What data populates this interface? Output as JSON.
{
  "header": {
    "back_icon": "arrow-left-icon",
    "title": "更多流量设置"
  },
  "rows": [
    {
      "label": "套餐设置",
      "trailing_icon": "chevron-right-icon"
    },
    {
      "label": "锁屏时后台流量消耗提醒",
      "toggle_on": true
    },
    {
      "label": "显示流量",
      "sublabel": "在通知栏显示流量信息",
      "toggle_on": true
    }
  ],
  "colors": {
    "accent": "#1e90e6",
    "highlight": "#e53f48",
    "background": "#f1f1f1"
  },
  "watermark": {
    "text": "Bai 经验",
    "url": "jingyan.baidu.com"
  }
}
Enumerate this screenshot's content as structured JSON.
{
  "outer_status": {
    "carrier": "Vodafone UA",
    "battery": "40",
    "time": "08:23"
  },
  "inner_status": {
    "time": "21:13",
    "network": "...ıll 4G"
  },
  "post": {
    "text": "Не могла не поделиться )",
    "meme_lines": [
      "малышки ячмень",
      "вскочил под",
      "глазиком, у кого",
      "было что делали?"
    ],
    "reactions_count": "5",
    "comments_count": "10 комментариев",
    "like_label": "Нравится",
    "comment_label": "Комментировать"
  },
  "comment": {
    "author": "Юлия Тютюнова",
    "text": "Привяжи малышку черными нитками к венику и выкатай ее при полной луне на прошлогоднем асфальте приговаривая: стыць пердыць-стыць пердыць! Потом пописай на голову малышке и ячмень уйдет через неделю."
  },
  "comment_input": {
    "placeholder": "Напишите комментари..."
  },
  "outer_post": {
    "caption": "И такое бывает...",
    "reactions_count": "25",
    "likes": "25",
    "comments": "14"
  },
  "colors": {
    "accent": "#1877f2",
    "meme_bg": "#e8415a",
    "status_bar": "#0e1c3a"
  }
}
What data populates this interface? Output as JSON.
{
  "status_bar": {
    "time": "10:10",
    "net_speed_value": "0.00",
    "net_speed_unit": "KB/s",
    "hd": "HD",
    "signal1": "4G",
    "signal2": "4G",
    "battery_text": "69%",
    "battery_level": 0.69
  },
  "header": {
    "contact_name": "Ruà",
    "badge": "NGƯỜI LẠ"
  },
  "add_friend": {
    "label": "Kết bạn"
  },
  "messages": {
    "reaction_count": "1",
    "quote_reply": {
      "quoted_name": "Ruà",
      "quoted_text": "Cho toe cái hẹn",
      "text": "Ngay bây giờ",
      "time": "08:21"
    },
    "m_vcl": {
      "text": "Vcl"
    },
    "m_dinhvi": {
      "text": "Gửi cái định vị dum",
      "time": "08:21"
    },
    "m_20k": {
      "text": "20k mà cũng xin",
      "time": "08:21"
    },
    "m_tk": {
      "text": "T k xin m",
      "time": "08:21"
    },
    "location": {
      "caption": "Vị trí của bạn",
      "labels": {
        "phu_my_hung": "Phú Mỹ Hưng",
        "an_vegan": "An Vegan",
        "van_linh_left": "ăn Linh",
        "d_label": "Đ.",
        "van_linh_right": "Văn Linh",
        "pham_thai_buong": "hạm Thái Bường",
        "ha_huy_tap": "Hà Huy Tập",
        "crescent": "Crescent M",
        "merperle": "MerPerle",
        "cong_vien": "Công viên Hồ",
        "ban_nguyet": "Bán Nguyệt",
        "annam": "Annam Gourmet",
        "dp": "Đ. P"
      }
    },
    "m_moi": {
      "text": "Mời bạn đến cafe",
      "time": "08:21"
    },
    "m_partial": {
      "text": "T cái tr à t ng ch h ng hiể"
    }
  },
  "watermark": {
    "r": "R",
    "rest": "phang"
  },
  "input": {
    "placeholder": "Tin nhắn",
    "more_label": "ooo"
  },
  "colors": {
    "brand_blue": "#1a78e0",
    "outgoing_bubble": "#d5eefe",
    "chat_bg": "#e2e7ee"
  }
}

..............................

Do this: Give the listing again, word for word.

Answer for the task:
What data populates this interface? Output as JSON.
{
  "header": {
    "back_icon": "arrow-left-icon",
    "title": "更多流量设置"
  },
  "rows": [
    {
      "label": "套餐设置",
      "trailing_icon": "chevron-right-icon"
    },
    {
      "label": "锁屏时后台流量消耗提醒",
      "toggle_on": true
    },
    {
      "label": "显示流量",
      "sublabel": "在通知栏显示流量信息",
      "toggle_on": true
    }
  ],
  "colors": {
    "accent": "#1e90e6",
    "highlight": "#e53f48",
    "background": "#f1f1f1"
  },
  "watermark": {
    "text": "Bai 经验",
    "url": "jingyan.baidu.com"
  }
}
Enumerate this screenshot's content as structured JSON.
{
  "outer_status": {
    "carrier": "Vodafone UA",
    "battery": "40",
    "time": "08:23"
  },
  "inner_status": {
    "time": "21:13",
    "network": "...ıll 4G"
  },
  "post": {
    "text": "Не могла не поделиться )",
    "meme_lines": [
      "малышки ячмень",
      "вскочил под",
      "глазиком, у кого",
      "было что делали?"
    ],
    "reactions_count": "5",
    "comments_count": "10 комментариев",
    "like_label": "Нравится",
    "comment_label": "Комментировать"
  },
  "comment": {
    "author": "Юлия Тютюнова",
    "text": "Привяжи малышку черными нитками к венику и выкатай ее при полной луне на прошлогоднем асфальте приговаривая: стыць пердыць-стыць пердыць! Потом пописай на голову малышке и ячмень уйдет через неделю."
  },
  "comment_input": {
    "placeholder": "Напишите комментари..."
  },
  "outer_post": {
    "caption": "И такое бывает...",
    "reactions_count": "25",
    "likes": "25",
    "comments": "14"
  },
  "colors": {
    "accent": "#1877f2",
    "meme_bg": "#e8415a",
    "status_bar": "#0e1c3a"
  }
}
What data populates this interface? Output as JSON.
{
  "status_bar": {
    "time": "10:10",
    "net_speed_value": "0.00",
    "net_speed_unit": "KB/s",
    "hd": "HD",
    "signal1": "4G",
    "signal2": "4G",
    "battery_text": "69%",
    "battery_level": 0.69
  },
  "header": {
    "contact_name": "Ruà",
    "badge": "NGƯỜI LẠ"
  },
  "add_friend": {
    "label": "Kết bạn"
  },
  "messages": {
    "reaction_count": "1",
    "quote_reply": {
      "quoted_name": "Ruà",
      "quoted_text": "Cho toe cái hẹn",
      "text": "Ngay bây giờ",
      "time": "08:21"
    },
    "m_vcl": {
      "text": "Vcl"
    },
    "m_dinhvi": {
      "text": "Gửi cái định vị dum",
      "time": "08:21"
    },
    "m_20k": {
      "text": "20k mà cũng xin",
      "time": "08:21"
    },
    "m_tk": {
      "text": "T k xin m",
      "time": "08:21"
    },
    "location": {
      "caption": "Vị trí của bạn",
      "labels": {
        "phu_my_hung": "Phú Mỹ Hưng",
        "an_vegan": "An Vegan",
        "van_linh_left": "ăn Linh",
        "d_label": "Đ.",
        "van_linh_right": "Văn Linh",
        "pham_thai_buong": "hạm Thái Bường",
        "ha_huy_tap": "Hà Huy Tập",
        "crescent": "Crescent M",
        "merperle": "MerPerle",
        "cong_vien": "Công viên Hồ",
        "ban_nguyet": "Bán Nguyệt",
        "annam": "Annam Gourmet",
        "dp": "Đ. P"
      }
    },
    "m_moi": {
      "text": "Mời bạn đến cafe",
      "time": "08:21"
    },
    "m_partial": {
      "text": "T cái tr à t ng ch h ng hiể"
    }
  },
  "watermark": {
    "r": "R",
    "rest": "phang"
  },
  "input": {
    "placeholder": "Tin nhắn",
    "more_label": "ooo"
  },
  "colors": {
    "brand_blue": "#1a78e0",
    "outgoing_bubble": "#d5eefe",
    "chat_bg": "#e2e7ee"
  }
}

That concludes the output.